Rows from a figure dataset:
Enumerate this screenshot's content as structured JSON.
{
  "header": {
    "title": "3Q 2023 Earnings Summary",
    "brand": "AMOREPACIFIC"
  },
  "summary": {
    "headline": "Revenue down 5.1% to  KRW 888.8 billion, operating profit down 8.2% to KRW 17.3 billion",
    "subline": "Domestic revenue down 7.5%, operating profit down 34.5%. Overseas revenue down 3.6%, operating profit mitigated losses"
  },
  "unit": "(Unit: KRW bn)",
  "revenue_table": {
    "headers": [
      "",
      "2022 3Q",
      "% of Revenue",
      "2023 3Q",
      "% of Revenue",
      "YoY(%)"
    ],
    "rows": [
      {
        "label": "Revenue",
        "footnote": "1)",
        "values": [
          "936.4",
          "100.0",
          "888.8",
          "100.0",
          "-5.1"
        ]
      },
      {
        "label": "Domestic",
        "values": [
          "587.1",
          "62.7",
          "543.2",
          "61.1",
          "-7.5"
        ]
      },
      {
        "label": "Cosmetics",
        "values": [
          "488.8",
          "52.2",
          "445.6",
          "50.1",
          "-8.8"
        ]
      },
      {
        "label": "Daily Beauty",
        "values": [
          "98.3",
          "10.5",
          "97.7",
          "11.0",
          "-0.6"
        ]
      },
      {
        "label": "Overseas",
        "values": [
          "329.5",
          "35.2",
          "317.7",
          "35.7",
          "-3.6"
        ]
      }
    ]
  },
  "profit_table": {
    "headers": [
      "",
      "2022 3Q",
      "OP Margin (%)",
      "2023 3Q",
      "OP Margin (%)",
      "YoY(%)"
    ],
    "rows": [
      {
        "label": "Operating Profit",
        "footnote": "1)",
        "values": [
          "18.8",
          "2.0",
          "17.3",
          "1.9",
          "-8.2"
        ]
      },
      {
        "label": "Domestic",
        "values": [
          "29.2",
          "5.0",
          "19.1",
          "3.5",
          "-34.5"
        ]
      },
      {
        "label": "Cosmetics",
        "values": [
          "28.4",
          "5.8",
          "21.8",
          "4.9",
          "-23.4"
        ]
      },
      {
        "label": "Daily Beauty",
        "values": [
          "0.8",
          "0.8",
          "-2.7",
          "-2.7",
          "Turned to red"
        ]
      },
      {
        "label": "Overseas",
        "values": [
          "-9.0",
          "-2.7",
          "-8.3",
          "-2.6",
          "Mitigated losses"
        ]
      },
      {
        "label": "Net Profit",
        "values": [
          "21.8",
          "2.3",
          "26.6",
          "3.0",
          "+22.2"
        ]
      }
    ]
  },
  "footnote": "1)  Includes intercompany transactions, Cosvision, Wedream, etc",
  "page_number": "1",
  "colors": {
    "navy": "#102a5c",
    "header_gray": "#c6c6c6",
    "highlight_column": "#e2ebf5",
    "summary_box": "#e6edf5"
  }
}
--
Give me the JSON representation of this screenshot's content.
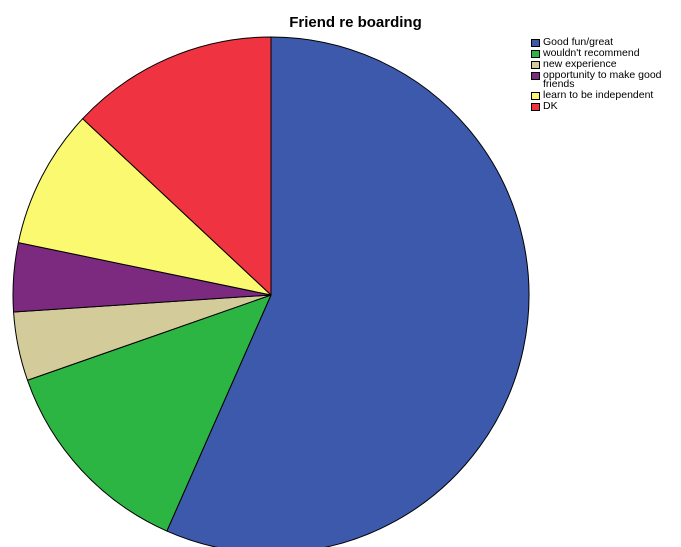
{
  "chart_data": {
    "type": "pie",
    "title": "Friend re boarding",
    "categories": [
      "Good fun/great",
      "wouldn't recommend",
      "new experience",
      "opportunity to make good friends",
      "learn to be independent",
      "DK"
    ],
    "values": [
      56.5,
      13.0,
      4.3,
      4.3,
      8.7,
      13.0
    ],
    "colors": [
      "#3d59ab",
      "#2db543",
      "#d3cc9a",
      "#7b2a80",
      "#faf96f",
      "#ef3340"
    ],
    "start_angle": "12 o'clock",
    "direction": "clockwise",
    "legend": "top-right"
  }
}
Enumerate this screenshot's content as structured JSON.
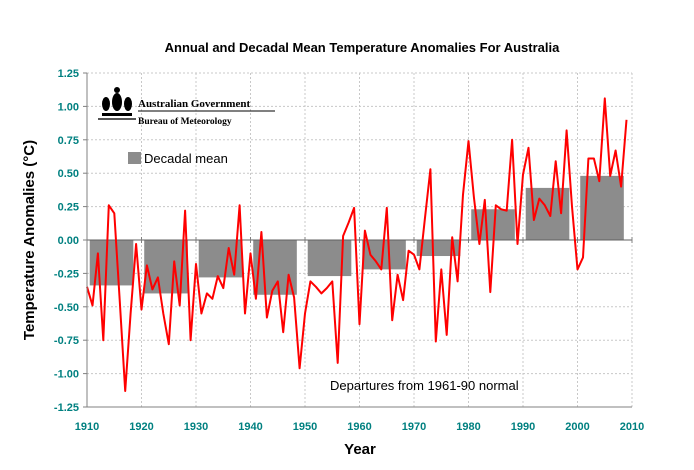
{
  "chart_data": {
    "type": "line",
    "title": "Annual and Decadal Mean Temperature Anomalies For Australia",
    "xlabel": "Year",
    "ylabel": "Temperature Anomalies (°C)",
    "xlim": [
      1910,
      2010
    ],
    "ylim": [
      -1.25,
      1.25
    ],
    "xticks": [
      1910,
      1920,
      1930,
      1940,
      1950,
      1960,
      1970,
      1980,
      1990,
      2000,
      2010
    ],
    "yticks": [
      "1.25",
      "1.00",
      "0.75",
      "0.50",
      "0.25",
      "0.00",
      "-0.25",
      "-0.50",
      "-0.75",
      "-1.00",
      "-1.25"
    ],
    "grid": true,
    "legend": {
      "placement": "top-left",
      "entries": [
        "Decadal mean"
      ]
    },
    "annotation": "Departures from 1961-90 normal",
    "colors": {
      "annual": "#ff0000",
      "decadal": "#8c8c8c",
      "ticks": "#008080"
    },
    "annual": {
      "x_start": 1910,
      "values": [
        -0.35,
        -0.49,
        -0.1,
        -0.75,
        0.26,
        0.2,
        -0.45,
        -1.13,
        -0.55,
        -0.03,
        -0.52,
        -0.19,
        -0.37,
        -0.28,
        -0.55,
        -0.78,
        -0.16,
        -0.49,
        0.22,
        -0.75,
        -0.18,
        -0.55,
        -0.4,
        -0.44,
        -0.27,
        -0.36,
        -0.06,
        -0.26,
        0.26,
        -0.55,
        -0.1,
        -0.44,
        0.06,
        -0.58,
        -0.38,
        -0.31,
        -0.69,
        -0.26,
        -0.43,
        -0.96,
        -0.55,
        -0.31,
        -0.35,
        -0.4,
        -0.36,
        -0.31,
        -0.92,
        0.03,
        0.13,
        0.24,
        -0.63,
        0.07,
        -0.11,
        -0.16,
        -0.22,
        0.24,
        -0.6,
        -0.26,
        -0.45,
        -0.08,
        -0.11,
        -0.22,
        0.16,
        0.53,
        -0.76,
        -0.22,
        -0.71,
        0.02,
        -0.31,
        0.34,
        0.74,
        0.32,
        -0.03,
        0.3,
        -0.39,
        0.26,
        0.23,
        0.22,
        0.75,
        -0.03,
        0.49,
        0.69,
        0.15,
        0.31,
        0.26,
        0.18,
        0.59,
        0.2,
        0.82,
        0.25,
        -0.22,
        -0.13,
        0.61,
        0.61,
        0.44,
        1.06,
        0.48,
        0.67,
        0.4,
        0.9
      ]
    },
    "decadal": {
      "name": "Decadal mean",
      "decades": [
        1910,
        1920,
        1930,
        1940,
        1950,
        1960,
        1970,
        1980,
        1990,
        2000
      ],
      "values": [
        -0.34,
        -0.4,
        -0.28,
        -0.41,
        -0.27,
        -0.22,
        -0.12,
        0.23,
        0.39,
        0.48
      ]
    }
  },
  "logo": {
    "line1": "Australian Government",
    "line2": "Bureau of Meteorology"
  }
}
---
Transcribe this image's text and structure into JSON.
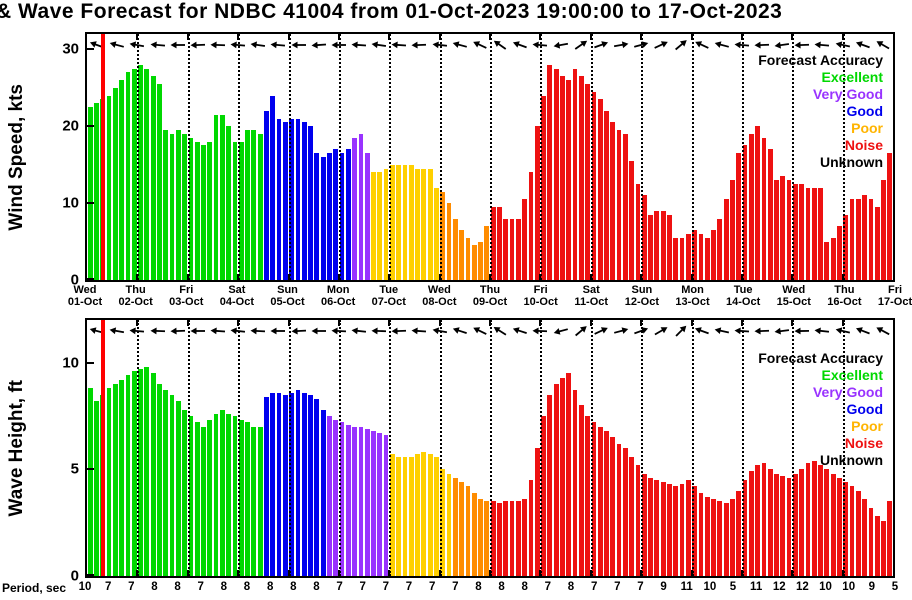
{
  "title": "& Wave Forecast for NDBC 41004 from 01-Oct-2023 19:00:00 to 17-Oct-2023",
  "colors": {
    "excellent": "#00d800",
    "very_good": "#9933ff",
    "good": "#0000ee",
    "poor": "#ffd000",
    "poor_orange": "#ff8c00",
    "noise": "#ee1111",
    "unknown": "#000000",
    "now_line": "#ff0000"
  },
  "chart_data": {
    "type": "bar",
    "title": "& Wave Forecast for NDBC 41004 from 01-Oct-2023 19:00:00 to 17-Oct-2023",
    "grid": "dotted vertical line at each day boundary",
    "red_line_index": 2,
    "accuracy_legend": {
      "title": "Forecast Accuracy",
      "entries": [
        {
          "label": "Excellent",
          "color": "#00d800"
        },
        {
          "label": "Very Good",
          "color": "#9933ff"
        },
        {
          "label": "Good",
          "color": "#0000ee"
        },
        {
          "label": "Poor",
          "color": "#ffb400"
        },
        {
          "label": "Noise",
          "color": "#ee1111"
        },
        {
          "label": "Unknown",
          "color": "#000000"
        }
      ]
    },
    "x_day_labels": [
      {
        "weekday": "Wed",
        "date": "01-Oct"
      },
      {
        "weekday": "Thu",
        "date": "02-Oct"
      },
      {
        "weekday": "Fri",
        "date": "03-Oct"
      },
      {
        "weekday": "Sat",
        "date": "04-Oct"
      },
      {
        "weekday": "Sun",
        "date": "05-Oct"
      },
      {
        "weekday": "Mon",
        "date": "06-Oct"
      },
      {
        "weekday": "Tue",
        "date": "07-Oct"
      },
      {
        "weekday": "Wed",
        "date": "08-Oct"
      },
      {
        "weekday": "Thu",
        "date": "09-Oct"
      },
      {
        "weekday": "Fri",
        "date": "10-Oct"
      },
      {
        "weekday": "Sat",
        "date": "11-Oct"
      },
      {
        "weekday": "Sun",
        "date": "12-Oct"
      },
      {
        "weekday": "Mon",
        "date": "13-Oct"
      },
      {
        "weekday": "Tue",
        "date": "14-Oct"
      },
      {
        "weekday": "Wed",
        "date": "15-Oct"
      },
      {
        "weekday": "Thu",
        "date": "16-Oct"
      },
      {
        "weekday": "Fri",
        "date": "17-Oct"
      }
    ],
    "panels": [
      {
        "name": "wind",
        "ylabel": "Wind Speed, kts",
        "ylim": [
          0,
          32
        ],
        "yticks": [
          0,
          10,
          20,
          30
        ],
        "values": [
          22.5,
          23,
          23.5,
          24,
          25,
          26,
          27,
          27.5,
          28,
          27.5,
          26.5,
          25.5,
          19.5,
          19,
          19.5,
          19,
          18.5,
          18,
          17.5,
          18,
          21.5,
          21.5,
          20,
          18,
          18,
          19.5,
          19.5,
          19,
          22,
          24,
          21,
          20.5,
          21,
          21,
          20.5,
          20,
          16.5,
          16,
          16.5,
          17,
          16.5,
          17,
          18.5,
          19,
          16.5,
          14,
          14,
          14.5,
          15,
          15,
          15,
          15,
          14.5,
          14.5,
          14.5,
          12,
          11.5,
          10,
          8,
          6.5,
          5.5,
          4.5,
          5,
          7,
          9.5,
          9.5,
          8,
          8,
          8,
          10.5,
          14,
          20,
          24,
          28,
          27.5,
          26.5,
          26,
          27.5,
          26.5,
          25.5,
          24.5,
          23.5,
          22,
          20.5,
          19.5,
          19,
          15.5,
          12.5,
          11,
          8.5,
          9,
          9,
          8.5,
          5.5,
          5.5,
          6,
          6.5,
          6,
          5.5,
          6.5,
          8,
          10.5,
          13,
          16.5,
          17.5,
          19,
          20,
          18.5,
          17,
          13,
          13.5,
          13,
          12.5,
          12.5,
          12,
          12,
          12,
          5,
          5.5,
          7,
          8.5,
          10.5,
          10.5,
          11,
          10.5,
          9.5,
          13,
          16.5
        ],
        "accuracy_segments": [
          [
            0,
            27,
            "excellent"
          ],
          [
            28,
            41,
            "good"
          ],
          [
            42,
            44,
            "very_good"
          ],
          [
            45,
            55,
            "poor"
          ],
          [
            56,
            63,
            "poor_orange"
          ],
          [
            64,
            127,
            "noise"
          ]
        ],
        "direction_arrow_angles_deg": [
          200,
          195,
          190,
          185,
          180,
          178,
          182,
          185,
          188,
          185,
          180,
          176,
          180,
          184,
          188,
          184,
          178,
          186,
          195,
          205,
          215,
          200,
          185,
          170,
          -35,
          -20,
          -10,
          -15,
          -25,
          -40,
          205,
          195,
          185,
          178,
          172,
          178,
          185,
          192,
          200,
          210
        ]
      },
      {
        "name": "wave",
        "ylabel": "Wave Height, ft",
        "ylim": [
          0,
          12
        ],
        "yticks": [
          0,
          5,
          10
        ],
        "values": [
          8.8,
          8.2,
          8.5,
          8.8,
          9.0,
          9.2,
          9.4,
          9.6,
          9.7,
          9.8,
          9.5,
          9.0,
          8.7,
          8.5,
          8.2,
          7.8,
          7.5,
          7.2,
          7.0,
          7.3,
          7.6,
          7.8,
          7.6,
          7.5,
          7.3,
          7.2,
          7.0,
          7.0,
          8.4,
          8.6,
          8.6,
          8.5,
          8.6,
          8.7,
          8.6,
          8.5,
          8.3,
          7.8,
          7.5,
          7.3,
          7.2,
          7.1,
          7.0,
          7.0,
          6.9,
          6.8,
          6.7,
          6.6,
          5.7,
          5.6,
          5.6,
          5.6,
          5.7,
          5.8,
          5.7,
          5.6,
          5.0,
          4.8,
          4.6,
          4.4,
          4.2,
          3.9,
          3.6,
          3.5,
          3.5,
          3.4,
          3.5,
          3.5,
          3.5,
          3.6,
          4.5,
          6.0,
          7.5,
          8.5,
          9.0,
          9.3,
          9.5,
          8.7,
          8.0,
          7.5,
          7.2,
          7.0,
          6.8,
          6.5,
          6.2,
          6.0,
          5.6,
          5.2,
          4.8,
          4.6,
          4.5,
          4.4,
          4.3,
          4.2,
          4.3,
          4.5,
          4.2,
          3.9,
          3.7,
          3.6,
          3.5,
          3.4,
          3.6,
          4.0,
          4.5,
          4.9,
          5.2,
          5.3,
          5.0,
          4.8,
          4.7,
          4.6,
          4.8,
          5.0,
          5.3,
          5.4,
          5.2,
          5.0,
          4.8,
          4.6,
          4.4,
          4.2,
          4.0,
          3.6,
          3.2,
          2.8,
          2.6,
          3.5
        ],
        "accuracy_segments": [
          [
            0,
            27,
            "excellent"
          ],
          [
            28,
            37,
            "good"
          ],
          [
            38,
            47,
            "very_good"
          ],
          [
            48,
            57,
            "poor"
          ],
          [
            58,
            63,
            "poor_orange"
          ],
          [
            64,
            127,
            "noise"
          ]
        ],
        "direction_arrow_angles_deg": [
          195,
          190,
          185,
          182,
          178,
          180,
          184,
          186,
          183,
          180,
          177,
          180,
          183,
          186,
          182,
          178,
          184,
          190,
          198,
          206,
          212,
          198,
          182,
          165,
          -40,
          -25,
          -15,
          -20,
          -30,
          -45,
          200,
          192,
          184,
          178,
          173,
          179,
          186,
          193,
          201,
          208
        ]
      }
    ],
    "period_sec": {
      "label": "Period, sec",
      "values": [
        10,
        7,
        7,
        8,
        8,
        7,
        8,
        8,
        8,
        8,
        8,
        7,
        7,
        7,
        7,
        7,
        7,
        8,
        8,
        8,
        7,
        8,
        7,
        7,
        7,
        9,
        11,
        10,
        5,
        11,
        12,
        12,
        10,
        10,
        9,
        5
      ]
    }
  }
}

■ TASK DETAILS
Extract every line of the records above that contains the word "down".

■ PROBLEM SOLUTION
    "headline": "Revenue down 5.1% to  KRW 888.8 billion, operating profit down 8.2% to KRW 17.3 billion",
    "subline": "Domestic revenue down 7.5%, operating profit down 34.5%. Overseas revenue down 3.6%, operating profit mitigated losses"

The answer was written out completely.